* **GIVEN DATA**:
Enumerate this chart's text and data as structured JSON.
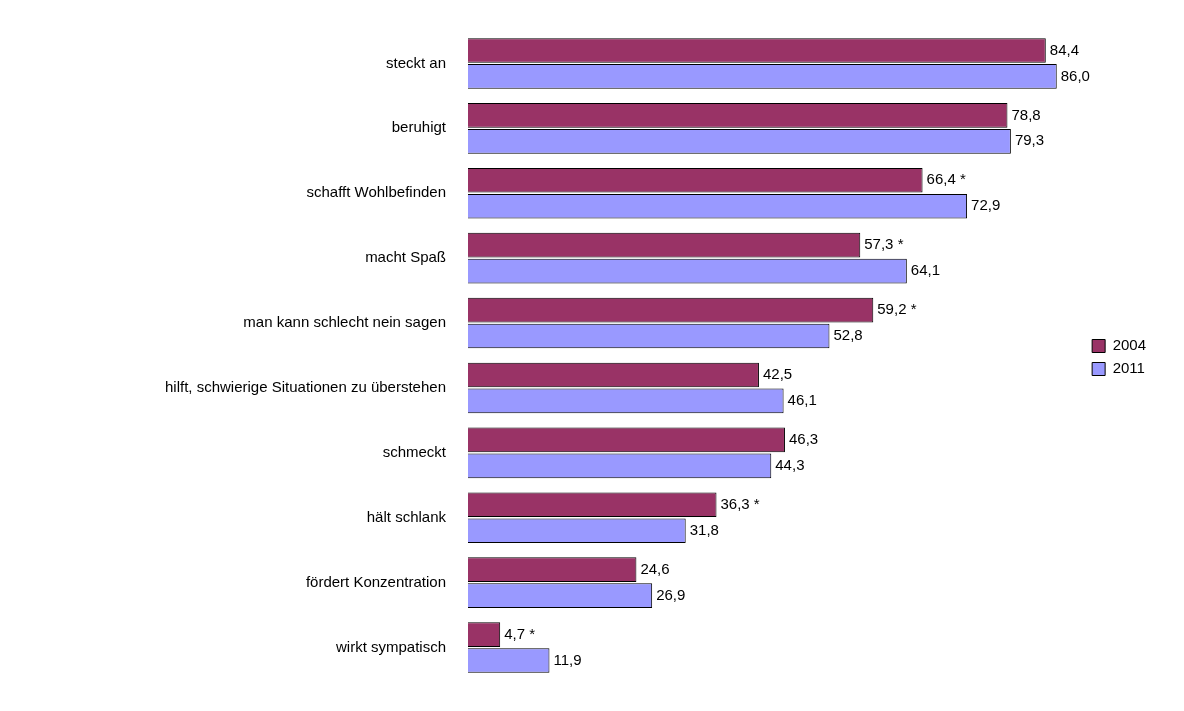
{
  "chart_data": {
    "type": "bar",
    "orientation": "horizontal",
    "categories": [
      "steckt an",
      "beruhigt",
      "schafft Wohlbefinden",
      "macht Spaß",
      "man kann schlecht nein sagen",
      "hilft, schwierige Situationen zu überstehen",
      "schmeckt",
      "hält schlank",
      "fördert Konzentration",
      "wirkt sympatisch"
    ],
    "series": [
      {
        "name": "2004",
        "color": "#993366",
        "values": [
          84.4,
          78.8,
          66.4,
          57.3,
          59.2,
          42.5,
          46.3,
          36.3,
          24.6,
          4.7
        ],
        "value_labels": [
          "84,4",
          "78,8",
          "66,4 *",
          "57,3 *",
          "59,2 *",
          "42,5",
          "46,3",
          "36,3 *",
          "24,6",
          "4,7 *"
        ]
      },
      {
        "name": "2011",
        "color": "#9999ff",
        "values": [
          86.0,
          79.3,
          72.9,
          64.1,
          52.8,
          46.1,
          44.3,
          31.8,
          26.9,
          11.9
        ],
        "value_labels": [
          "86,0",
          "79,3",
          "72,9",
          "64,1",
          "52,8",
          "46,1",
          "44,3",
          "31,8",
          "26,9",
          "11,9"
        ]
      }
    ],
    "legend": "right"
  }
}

* **PROBLEM DETAILS**: Leave every image out, and retype the material exactly.

* **OUTPUT OF THE TASK**:
Enumerate this chart's text and data as structured JSON.
{
  "chart_data": {
    "type": "bar",
    "orientation": "horizontal",
    "categories": [
      "steckt an",
      "beruhigt",
      "schafft Wohlbefinden",
      "macht Spaß",
      "man kann schlecht nein sagen",
      "hilft, schwierige Situationen zu überstehen",
      "schmeckt",
      "hält schlank",
      "fördert Konzentration",
      "wirkt sympatisch"
    ],
    "series": [
      {
        "name": "2004",
        "color": "#993366",
        "values": [
          84.4,
          78.8,
          66.4,
          57.3,
          59.2,
          42.5,
          46.3,
          36.3,
          24.6,
          4.7
        ],
        "value_labels": [
          "84,4",
          "78,8",
          "66,4 *",
          "57,3 *",
          "59,2 *",
          "42,5",
          "46,3",
          "36,3 *",
          "24,6",
          "4,7 *"
        ]
      },
      {
        "name": "2011",
        "color": "#9999ff",
        "values": [
          86.0,
          79.3,
          72.9,
          64.1,
          52.8,
          46.1,
          44.3,
          31.8,
          26.9,
          11.9
        ],
        "value_labels": [
          "86,0",
          "79,3",
          "72,9",
          "64,1",
          "52,8",
          "46,1",
          "44,3",
          "31,8",
          "26,9",
          "11,9"
        ]
      }
    ],
    "legend": "right"
  }
}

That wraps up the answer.